- **What is required**: Your answer should be a single number: how many lines in the data below hold the string "active".

- **Dataset rows**:
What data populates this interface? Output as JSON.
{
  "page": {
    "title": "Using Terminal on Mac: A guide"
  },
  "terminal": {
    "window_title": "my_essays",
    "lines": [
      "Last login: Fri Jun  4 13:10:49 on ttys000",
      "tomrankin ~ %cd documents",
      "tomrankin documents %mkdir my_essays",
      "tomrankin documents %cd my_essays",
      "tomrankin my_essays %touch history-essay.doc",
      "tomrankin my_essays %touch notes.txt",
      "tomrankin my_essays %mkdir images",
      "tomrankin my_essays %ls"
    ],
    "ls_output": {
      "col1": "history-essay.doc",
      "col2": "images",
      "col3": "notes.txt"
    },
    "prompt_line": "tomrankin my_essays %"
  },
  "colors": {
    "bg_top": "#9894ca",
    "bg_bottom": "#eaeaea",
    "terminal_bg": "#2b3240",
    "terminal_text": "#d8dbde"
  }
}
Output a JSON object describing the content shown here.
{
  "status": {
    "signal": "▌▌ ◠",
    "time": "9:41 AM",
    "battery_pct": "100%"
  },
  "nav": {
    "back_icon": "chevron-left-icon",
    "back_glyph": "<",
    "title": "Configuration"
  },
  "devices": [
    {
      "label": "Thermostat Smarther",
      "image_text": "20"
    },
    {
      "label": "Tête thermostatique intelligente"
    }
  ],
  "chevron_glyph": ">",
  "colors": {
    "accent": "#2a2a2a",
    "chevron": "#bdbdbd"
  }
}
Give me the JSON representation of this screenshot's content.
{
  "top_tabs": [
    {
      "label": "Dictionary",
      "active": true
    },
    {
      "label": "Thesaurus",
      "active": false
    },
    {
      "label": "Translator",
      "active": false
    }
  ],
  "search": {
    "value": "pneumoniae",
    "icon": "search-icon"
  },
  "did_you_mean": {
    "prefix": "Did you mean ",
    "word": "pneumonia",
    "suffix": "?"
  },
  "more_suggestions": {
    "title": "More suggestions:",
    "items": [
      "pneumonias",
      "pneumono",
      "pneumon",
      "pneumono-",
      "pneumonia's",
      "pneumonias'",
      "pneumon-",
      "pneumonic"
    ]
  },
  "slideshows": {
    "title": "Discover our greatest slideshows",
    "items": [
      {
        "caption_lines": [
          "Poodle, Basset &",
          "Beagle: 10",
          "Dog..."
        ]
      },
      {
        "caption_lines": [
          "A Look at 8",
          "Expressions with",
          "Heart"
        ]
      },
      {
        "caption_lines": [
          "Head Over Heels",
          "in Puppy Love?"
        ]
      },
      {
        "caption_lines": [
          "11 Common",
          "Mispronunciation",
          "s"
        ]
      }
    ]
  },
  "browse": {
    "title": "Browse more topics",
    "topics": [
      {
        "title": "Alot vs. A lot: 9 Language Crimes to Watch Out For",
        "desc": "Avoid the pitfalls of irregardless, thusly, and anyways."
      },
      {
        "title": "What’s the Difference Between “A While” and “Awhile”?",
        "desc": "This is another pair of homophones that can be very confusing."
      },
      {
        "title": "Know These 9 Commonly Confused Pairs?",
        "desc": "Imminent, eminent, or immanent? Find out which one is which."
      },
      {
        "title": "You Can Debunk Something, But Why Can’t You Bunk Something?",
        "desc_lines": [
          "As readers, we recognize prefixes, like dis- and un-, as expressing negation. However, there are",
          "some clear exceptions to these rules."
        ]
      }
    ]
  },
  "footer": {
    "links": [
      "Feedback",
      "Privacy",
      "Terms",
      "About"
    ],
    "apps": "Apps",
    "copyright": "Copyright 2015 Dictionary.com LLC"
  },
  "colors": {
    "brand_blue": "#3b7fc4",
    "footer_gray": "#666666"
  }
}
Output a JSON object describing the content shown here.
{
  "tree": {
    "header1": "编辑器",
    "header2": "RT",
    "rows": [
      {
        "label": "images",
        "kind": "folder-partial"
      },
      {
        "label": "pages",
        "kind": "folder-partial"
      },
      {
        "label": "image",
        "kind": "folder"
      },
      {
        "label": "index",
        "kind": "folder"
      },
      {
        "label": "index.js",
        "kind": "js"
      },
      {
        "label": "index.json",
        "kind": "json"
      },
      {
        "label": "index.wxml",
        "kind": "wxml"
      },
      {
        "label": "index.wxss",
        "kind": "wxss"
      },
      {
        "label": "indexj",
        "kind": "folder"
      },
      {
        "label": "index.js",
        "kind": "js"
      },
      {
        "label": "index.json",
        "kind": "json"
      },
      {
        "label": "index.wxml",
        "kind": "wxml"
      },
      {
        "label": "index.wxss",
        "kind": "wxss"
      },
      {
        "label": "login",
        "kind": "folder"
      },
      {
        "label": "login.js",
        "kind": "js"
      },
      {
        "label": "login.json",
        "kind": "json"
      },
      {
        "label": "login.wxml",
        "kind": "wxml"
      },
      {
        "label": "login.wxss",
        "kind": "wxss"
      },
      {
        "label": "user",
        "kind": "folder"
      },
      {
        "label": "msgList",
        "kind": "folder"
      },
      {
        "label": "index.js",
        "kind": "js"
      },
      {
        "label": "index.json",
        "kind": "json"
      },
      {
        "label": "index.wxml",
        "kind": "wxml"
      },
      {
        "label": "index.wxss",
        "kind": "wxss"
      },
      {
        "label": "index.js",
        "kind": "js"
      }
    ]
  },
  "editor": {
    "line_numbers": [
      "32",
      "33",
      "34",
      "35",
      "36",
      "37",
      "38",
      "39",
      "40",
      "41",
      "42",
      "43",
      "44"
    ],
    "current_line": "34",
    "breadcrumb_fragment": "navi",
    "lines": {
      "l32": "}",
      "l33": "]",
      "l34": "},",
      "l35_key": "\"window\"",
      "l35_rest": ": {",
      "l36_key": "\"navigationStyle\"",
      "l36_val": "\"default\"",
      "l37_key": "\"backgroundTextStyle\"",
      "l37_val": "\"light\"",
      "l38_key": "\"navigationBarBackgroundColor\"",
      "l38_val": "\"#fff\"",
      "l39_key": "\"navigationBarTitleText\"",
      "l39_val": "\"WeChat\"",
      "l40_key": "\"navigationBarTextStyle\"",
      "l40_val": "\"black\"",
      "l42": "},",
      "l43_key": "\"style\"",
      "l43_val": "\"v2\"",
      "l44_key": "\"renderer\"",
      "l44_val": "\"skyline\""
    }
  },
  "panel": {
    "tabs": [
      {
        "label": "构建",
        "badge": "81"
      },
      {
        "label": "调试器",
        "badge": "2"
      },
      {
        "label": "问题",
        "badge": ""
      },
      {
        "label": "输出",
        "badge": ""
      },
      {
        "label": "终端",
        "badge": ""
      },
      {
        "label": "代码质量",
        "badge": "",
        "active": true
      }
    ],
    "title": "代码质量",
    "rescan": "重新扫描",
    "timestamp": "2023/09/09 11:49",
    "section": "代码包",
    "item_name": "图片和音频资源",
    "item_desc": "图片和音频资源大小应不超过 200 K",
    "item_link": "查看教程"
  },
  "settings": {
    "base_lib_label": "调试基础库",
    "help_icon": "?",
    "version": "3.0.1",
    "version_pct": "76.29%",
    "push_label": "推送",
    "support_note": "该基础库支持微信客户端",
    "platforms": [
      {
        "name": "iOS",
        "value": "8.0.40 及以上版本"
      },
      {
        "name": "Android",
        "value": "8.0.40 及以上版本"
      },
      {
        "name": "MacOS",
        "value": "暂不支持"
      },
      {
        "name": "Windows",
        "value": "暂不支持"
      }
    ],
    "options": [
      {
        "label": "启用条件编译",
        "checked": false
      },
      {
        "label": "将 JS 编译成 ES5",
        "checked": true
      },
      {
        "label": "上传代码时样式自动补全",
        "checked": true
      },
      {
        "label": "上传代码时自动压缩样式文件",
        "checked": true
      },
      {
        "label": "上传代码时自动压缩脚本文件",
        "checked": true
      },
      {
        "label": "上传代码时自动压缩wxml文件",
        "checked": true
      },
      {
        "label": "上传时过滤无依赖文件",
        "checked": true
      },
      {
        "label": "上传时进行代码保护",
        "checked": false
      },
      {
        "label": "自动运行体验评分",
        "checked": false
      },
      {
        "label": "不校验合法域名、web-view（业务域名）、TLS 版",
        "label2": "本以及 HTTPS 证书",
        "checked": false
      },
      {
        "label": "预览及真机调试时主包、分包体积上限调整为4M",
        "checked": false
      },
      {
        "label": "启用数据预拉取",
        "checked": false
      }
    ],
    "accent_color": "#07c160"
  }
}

- **Task result**: 4